= TUGAS YANG DIBERIKAN =
Perbarui teks tentang Petisi Bulaksumur dengan menyalin kembali semua bagian dari "Tidak lama kita" sampai ke "sebagai lensa analisis.". Ganti "paslon" menjadi "pasangan calon".

= TEKS YANG DIBERIKAN =
****************************************
Oleh: DR. Dwi Suryanto

Tidak lama kita akan memilih presiden. Masing-masing pihak berusaha keras untuk berjuang agar paslon mereka bisa menang.  Tulisan berikut di bawah ini akan menyoroti Petisi Bulaksumur, dan mencoba saya kaitkan dengan kepemimpinan.

1. Pendahuluan

Baru-baru ini, komunitas akademis Universitas Gadjah Mada (UGM) yang terdiri dari para guru besar telah mengeluarkan ‘Petisi Bulaksumur’ sebagai bentuk kritik terhadap Presiden Joko Widodo (Jokowi). Petisi ini mencerminkan keprihatinan mendalam terhadap berbagai tindakan pemerintahan yang dianggap menyimpang dari nilai-nilai demokrasi. Tujuan dari analisis ini adalah untuk memahami bagaimana kritik tersebut mempengaruhi gaya kepemimpinan Presiden Jokowi, dengan menggunakan teori kepemimpinan yang relevan sebagai lensa analisis.
****************************************
= CUPLIKAN DATA =
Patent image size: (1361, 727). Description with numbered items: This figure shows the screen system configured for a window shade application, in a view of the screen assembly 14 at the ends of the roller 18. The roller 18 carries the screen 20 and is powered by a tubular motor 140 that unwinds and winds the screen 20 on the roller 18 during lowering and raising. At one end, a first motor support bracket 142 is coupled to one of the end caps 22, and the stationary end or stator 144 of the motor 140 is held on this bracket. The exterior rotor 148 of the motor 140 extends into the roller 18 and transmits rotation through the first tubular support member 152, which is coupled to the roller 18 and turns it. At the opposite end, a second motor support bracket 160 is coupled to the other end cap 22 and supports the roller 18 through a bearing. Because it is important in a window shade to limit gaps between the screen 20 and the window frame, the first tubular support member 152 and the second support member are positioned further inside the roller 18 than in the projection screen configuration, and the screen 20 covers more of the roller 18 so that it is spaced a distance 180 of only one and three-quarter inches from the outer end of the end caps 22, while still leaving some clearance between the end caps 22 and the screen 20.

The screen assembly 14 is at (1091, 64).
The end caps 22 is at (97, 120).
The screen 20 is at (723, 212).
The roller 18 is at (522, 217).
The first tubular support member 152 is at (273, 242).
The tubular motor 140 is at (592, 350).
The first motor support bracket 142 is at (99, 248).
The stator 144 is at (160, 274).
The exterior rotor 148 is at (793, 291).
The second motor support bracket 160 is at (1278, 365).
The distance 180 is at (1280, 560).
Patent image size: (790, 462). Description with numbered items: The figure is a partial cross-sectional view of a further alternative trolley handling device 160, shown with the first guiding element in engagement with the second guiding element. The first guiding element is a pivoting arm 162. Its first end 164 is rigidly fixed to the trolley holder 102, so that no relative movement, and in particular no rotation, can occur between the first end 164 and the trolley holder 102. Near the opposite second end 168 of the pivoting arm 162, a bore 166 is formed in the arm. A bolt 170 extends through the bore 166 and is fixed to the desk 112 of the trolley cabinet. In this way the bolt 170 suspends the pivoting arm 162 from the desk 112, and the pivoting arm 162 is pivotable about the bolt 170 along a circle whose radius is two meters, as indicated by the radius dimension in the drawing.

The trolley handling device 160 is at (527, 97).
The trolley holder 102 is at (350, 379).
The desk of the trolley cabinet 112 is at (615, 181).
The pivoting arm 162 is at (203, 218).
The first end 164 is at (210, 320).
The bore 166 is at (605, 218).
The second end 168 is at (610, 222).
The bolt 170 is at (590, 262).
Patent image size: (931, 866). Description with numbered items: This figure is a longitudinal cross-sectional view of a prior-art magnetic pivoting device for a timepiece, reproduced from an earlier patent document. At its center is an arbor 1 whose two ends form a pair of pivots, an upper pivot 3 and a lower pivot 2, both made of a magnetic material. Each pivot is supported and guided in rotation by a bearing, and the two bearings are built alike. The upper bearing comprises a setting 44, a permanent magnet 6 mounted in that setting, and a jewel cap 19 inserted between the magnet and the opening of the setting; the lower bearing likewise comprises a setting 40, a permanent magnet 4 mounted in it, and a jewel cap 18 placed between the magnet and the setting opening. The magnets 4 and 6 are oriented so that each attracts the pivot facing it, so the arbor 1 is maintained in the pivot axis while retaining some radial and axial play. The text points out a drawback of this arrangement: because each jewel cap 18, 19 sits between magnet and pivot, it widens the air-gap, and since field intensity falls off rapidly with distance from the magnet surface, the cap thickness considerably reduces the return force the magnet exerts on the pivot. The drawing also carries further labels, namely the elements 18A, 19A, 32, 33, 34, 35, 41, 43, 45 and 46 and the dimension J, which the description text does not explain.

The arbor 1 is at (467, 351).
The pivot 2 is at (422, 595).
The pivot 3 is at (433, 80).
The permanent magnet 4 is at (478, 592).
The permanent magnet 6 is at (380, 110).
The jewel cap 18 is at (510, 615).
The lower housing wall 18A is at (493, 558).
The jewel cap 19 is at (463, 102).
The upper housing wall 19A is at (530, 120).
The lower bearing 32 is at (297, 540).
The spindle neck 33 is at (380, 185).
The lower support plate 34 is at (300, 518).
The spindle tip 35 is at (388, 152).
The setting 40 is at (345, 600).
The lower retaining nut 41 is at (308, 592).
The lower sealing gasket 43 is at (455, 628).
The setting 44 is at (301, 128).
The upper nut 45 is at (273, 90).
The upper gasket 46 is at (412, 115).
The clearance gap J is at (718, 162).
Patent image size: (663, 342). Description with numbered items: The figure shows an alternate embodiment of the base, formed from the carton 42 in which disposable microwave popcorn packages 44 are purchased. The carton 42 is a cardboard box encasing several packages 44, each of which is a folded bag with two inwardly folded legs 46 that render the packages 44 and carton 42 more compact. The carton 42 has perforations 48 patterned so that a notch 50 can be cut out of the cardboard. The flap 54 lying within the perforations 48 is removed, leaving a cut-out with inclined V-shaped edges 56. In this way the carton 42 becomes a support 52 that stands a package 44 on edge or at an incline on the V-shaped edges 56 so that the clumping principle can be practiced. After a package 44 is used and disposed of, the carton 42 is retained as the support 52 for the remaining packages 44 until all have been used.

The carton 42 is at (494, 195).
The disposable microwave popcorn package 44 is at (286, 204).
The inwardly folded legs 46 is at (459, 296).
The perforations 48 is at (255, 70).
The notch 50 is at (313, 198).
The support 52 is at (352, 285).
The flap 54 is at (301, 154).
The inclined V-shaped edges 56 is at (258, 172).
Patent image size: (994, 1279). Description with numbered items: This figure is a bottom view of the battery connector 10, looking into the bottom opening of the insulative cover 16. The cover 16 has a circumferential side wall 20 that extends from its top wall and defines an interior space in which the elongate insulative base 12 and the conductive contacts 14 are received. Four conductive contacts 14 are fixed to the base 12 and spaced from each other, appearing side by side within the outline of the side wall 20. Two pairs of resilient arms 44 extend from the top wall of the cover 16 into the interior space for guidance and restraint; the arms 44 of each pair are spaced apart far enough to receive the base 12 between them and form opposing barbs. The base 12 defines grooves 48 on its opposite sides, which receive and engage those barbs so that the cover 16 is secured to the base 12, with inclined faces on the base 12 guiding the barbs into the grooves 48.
****************************************
= HASIL TUGAS INI =
Tidak lama kita akan memilih presiden. Masing-masing pihak berusaha keras untuk berjuang agar pasangan calon mereka bisa menang.  Tulisan berikut di bawah ini akan menyoroti Petisi Bulaksumur, dan mencoba saya kaitkan dengan kepemimpinan.

1. Pendahuluan

Baru-baru ini, komunitas akademis Universitas Gadjah Mada (UGM) yang terdiri dari para guru besar telah mengeluarkan ‘Petisi Bulaksumur’ sebagai bentuk kritik terhadap Presiden Joko Widodo (Jokowi). Petisi ini mencerminkan keprihatinan mendalam terhadap berbagai tindakan pemerintahan yang dianggap menyimpang dari nilai-nilai demokrasi. Tujuan dari analisis ini adalah untuk memahami bagaimana kritik tersebut mempengaruhi gaya kepemimpinan Presiden Jokowi, dengan menggunakan teori kepemimpinan yang relevan sebagai lensa analisis.